EXCERPTED RECORDS ->
- - - -

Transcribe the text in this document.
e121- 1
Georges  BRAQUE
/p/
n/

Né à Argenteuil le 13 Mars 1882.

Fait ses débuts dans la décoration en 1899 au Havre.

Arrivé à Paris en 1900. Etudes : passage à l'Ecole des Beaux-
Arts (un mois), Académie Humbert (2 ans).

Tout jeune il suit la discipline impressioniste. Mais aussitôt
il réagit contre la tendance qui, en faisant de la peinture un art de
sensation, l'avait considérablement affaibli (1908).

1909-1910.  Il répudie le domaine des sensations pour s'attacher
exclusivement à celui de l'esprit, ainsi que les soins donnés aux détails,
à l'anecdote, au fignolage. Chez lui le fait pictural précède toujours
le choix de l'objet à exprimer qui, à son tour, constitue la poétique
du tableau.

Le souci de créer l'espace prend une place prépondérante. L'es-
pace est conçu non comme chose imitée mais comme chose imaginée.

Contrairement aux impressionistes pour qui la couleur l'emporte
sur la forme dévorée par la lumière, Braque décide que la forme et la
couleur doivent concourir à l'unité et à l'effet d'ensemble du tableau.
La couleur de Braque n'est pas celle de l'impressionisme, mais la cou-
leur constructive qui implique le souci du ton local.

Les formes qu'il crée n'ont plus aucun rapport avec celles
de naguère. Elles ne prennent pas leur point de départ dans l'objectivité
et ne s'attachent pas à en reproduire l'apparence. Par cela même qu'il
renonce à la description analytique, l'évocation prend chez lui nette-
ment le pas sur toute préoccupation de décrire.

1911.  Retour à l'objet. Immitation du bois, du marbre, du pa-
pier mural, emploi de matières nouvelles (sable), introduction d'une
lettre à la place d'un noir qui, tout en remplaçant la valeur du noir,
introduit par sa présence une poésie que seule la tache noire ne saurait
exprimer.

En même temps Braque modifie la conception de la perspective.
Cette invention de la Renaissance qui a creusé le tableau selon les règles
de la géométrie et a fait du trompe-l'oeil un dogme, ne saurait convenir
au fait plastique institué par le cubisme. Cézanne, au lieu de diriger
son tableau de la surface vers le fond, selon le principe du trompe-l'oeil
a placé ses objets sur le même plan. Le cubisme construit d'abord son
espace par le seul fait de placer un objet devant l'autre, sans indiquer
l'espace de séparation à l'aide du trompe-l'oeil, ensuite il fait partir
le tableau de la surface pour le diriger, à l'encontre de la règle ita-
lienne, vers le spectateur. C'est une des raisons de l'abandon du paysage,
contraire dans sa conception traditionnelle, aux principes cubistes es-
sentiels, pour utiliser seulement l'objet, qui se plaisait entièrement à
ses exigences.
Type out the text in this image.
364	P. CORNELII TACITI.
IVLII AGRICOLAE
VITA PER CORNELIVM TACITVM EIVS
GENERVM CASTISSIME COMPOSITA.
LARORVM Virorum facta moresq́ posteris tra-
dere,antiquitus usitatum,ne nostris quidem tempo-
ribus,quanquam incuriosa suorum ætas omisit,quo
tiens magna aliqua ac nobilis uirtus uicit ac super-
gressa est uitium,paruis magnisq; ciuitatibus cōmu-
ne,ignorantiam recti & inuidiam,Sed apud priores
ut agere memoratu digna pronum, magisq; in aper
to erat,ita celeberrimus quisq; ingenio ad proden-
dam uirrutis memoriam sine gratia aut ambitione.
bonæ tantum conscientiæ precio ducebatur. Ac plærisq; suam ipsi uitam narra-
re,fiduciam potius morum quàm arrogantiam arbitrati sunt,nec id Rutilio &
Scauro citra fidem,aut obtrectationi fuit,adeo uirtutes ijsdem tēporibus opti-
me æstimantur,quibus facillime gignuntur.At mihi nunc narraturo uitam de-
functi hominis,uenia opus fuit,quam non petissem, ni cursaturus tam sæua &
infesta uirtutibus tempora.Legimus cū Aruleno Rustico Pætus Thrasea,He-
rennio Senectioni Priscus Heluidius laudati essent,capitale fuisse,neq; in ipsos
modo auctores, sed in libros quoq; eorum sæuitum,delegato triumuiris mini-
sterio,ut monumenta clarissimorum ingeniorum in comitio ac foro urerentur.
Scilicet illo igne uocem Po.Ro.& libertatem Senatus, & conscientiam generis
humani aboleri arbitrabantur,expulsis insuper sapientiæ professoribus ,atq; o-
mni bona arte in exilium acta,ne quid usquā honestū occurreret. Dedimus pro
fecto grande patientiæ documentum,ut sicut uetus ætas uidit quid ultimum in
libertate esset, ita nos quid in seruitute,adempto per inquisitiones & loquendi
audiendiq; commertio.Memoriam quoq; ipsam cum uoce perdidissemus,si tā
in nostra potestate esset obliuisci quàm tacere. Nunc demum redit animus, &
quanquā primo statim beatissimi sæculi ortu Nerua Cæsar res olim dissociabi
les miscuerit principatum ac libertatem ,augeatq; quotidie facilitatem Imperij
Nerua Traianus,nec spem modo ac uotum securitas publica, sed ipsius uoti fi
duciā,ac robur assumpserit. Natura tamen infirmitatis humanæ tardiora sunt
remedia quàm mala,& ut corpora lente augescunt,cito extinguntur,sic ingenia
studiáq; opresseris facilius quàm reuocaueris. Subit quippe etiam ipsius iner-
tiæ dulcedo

- - - -

PROBLEM DESCRIPTION -> Please restate the data word for word, every record included.

FINAL RESULT ->
Transcribe the text in this document.
e121- 1
Georges  BRAQUE
/p/
n/

Né à Argenteuil le 13 Mars 1882.

Fait ses débuts dans la décoration en 1899 au Havre.

Arrivé à Paris en 1900. Etudes : passage à l'Ecole des Beaux-
Arts (un mois), Académie Humbert (2 ans).

Tout jeune il suit la discipline impressioniste. Mais aussitôt
il réagit contre la tendance qui, en faisant de la peinture un art de
sensation, l'avait considérablement affaibli (1908).

1909-1910.  Il répudie le domaine des sensations pour s'attacher
exclusivement à celui de l'esprit, ainsi que les soins donnés aux détails,
à l'anecdote, au fignolage. Chez lui le fait pictural précède toujours
le choix de l'objet à exprimer qui, à son tour, constitue la poétique
du tableau.

Le souci de créer l'espace prend une place prépondérante. L'es-
pace est conçu non comme chose imitée mais comme chose imaginée.

Contrairement aux impressionistes pour qui la couleur l'emporte
sur la forme dévorée par la lumière, Braque décide que la forme et la
couleur doivent concourir à l'unité et à l'effet d'ensemble du tableau.
La couleur de Braque n'est pas celle de l'impressionisme, mais la cou-
leur constructive qui implique le souci du ton local.

Les formes qu'il crée n'ont plus aucun rapport avec celles
de naguère. Elles ne prennent pas leur point de départ dans l'objectivité
et ne s'attachent pas à en reproduire l'apparence. Par cela même qu'il
renonce à la description analytique, l'évocation prend chez lui nette-
ment le pas sur toute préoccupation de décrire.

1911.  Retour à l'objet. Immitation du bois, du marbre, du pa-
pier mural, emploi de matières nouvelles (sable), introduction d'une
lettre à la place d'un noir qui, tout en remplaçant la valeur du noir,
introduit par sa présence une poésie que seule la tache noire ne saurait
exprimer.

En même temps Braque modifie la conception de la perspective.
Cette invention de la Renaissance qui a creusé le tableau selon les règles
de la géométrie et a fait du trompe-l'oeil un dogme, ne saurait convenir
au fait plastique institué par le cubisme. Cézanne, au lieu de diriger
son tableau de la surface vers le fond, selon le principe du trompe-l'oeil
a placé ses objets sur le même plan. Le cubisme construit d'abord son
espace par le seul fait de placer un objet devant l'autre, sans indiquer
l'espace de séparation à l'aide du trompe-l'oeil, ensuite il fait partir
le tableau de la surface pour le diriger, à l'encontre de la règle ita-
lienne, vers le spectateur. C'est une des raisons de l'abandon du paysage,
contraire dans sa conception traditionnelle, aux principes cubistes es-
sentiels, pour utiliser seulement l'objet, qui se plaisait entièrement à
ses exigences.
Type out the text in this image.
364	P. CORNELII TACITI.
IVLII AGRICOLAE
VITA PER CORNELIVM TACITVM EIVS
GENERVM CASTISSIME COMPOSITA.
LARORVM Virorum facta moresq́ posteris tra-
dere,antiquitus usitatum,ne nostris quidem tempo-
ribus,quanquam incuriosa suorum ætas omisit,quo
tiens magna aliqua ac nobilis uirtus uicit ac super-
gressa est uitium,paruis magnisq; ciuitatibus cōmu-
ne,ignorantiam recti & inuidiam,Sed apud priores
ut agere memoratu digna pronum, magisq; in aper
to erat,ita celeberrimus quisq; ingenio ad proden-
dam uirrutis memoriam sine gratia aut ambitione.
bonæ tantum conscientiæ precio ducebatur. Ac plærisq; suam ipsi uitam narra-
re,fiduciam potius morum quàm arrogantiam arbitrati sunt,nec id Rutilio &
Scauro citra fidem,aut obtrectationi fuit,adeo uirtutes ijsdem tēporibus opti-
me æstimantur,quibus facillime gignuntur.At mihi nunc narraturo uitam de-
functi hominis,uenia opus fuit,quam non petissem, ni cursaturus tam sæua &
infesta uirtutibus tempora.Legimus cū Aruleno Rustico Pætus Thrasea,He-
rennio Senectioni Priscus Heluidius laudati essent,capitale fuisse,neq; in ipsos
modo auctores, sed in libros quoq; eorum sæuitum,delegato triumuiris mini-
sterio,ut monumenta clarissimorum ingeniorum in comitio ac foro urerentur.
Scilicet illo igne uocem Po.Ro.& libertatem Senatus, & conscientiam generis
humani aboleri arbitrabantur,expulsis insuper sapientiæ professoribus ,atq; o-
mni bona arte in exilium acta,ne quid usquā honestū occurreret. Dedimus pro
fecto grande patientiæ documentum,ut sicut uetus ætas uidit quid ultimum in
libertate esset, ita nos quid in seruitute,adempto per inquisitiones & loquendi
audiendiq; commertio.Memoriam quoq; ipsam cum uoce perdidissemus,si tā
in nostra potestate esset obliuisci quàm tacere. Nunc demum redit animus, &
quanquā primo statim beatissimi sæculi ortu Nerua Cæsar res olim dissociabi
les miscuerit principatum ac libertatem ,augeatq; quotidie facilitatem Imperij
Nerua Traianus,nec spem modo ac uotum securitas publica, sed ipsius uoti fi
duciā,ac robur assumpserit. Natura tamen infirmitatis humanæ tardiora sunt
remedia quàm mala,& ut corpora lente augescunt,cito extinguntur,sic ingenia
studiáq; opresseris facilius quàm reuocaueris. Subit quippe etiam ipsius iner-
tiæ dulcedo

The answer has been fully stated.